Look through the material and tally each line bearing the word "Monitoring". Give only the total.

----- Data -----

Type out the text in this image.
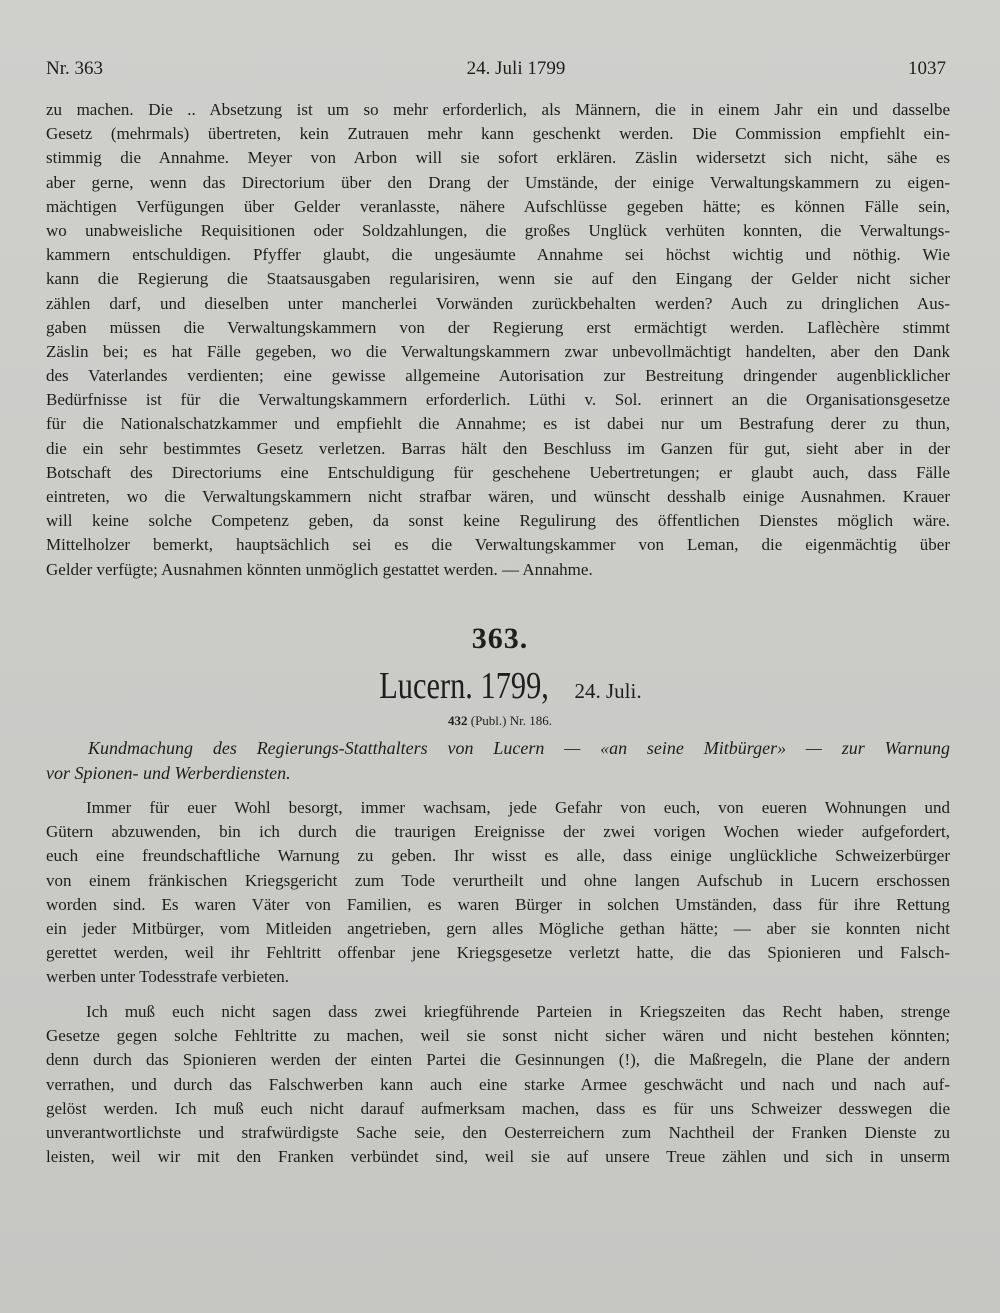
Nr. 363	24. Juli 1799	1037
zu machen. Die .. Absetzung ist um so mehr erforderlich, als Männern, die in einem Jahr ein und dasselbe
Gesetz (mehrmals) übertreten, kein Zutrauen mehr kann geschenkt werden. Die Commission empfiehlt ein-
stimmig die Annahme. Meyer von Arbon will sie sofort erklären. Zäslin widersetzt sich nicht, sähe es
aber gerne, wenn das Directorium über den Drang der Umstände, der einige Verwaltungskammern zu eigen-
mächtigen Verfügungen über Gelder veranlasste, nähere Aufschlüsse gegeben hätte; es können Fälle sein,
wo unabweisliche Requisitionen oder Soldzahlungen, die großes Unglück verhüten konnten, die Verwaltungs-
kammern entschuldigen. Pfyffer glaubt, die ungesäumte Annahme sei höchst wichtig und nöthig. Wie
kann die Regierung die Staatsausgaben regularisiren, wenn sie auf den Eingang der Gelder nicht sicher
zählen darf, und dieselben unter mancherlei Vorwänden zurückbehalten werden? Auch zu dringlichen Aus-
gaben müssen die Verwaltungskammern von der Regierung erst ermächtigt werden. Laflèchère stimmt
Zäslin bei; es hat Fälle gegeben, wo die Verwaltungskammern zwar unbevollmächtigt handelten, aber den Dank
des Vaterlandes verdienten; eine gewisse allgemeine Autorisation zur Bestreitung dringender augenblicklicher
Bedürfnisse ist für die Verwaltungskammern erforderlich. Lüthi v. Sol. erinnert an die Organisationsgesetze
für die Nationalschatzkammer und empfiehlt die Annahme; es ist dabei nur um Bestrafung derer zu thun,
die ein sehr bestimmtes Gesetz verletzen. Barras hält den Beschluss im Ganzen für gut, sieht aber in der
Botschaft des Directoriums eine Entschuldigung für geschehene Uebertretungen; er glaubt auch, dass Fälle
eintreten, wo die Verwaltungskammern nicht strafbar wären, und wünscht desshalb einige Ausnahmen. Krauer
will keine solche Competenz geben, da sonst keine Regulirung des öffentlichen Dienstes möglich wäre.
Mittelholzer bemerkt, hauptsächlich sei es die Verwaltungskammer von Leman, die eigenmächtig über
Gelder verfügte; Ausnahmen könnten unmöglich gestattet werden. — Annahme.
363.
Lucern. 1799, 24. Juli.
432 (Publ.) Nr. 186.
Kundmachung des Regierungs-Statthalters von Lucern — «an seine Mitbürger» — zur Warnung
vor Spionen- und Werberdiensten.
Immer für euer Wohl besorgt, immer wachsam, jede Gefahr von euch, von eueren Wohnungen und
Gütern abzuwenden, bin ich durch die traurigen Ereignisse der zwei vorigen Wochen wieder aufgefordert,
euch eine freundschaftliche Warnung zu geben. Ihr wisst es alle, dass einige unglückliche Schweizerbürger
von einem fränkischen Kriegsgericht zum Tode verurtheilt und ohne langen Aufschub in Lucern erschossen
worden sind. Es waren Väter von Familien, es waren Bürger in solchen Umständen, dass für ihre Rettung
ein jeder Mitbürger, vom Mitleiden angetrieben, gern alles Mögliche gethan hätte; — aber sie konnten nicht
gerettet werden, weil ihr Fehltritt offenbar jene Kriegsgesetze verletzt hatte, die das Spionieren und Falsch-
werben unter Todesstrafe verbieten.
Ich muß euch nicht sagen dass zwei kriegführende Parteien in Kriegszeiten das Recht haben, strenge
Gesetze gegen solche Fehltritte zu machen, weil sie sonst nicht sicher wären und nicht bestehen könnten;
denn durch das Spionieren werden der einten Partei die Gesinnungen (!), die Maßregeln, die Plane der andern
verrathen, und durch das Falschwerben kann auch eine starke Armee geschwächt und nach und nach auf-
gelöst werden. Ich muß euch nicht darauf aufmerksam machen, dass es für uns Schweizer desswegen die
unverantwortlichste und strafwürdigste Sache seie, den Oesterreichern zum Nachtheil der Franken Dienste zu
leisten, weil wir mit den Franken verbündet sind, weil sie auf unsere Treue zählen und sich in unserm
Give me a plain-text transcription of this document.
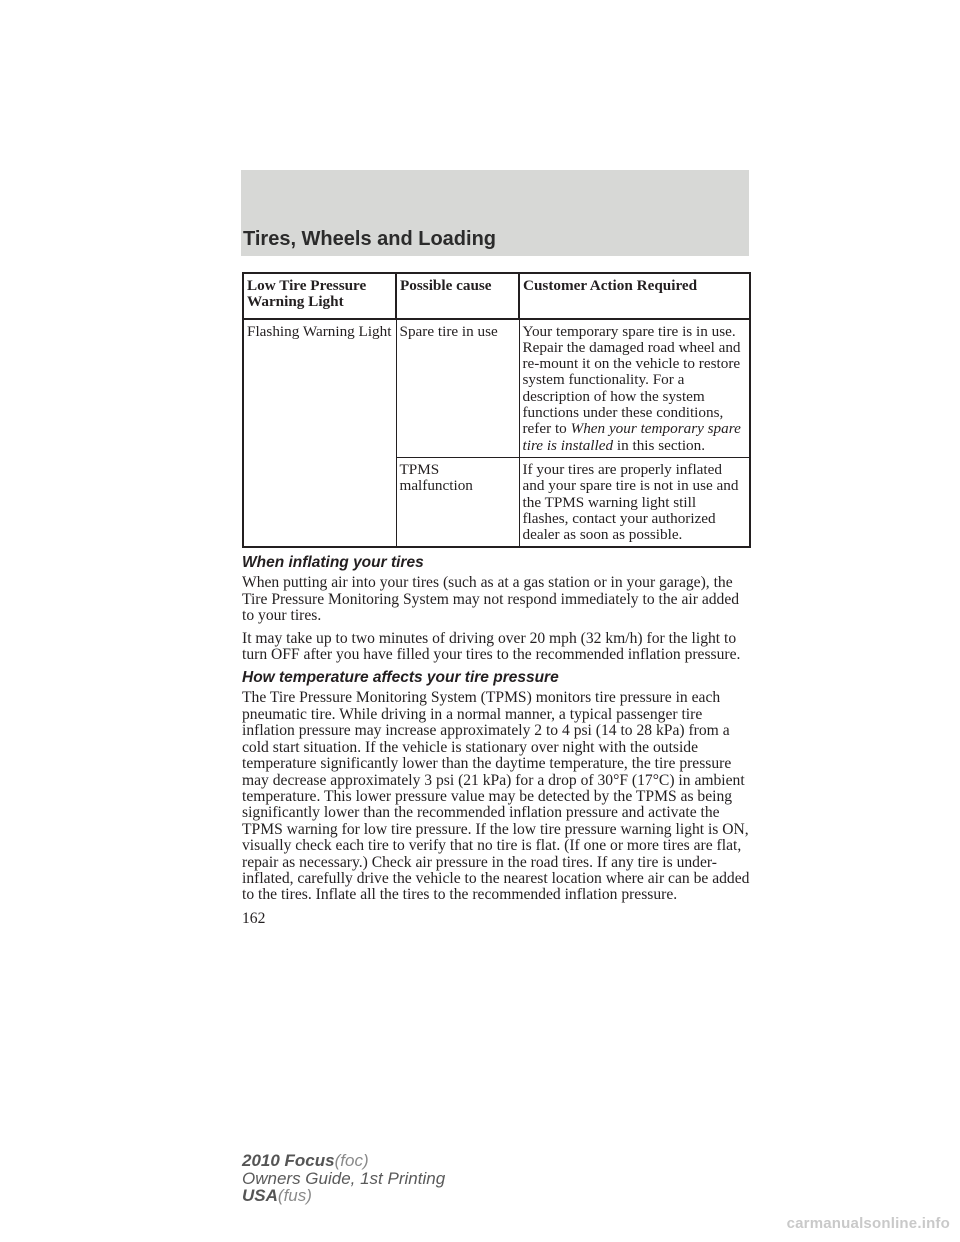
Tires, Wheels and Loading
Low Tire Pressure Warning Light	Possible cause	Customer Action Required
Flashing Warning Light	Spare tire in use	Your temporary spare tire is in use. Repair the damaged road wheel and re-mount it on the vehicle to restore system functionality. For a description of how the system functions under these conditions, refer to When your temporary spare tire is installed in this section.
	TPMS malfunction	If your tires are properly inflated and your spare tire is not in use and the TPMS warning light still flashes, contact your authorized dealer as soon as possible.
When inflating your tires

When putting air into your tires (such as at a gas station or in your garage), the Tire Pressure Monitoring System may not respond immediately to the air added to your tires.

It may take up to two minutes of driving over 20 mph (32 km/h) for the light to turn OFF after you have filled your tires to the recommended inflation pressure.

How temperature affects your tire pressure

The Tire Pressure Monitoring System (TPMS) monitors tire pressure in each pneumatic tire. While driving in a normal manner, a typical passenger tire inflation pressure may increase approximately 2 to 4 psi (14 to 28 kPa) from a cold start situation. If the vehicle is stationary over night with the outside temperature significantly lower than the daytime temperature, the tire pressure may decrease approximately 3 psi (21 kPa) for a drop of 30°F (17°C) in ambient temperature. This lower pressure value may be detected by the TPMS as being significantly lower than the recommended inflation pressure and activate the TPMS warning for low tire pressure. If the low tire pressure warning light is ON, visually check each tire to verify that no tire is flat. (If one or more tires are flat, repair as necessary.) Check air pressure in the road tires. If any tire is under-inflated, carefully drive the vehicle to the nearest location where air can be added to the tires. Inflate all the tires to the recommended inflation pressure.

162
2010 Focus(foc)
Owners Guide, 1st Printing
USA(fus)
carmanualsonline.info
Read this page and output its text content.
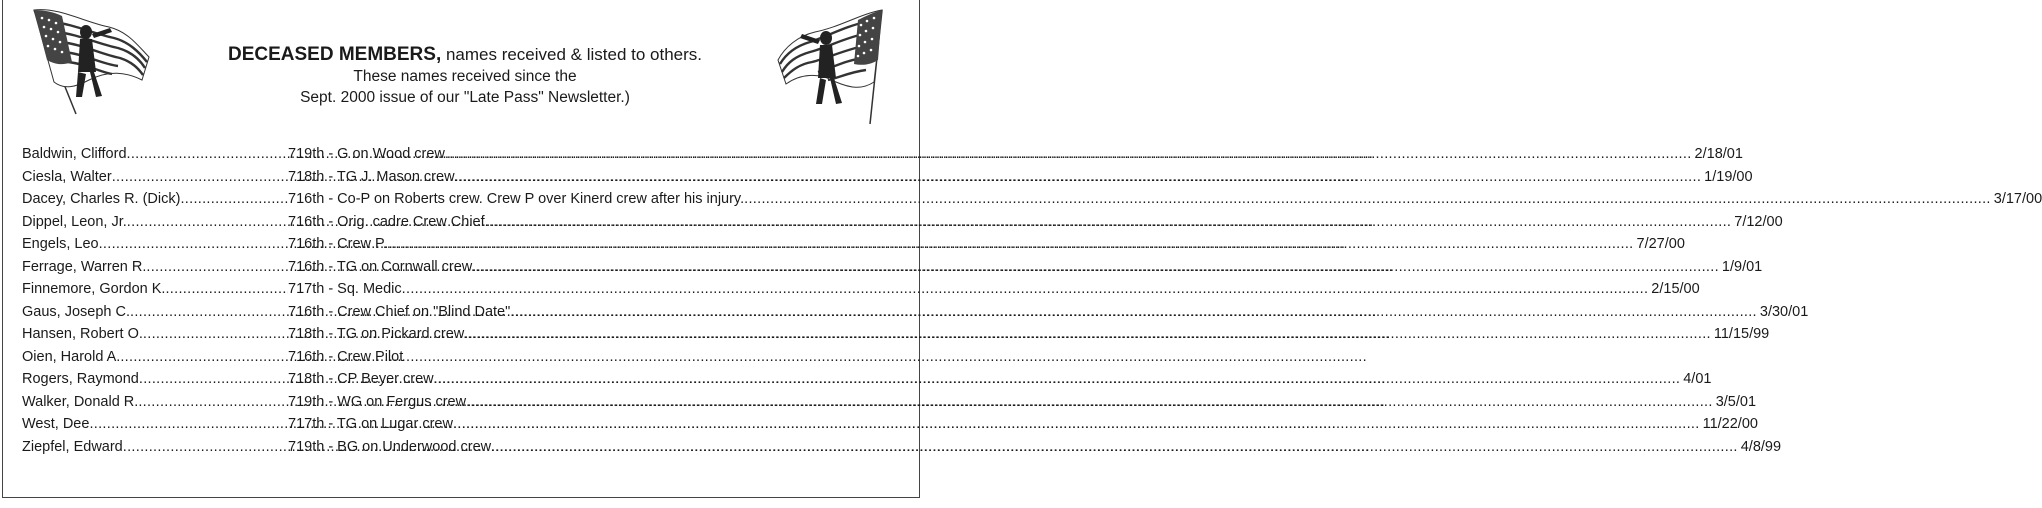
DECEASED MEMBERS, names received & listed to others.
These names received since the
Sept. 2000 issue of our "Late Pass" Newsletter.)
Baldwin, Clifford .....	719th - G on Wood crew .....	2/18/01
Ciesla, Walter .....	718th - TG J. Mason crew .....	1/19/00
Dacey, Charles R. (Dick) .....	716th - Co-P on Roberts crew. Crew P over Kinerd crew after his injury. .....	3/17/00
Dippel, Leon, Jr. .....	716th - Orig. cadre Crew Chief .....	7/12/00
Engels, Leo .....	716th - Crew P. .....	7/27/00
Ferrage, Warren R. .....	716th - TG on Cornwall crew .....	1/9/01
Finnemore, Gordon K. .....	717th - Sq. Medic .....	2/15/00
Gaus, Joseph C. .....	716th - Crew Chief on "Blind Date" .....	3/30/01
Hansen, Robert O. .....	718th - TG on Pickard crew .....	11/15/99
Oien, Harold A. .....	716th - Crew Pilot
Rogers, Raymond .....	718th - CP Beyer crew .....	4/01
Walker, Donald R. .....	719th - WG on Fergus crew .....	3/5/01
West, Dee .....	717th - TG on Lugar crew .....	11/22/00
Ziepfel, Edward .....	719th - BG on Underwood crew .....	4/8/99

-----

## Complete response
2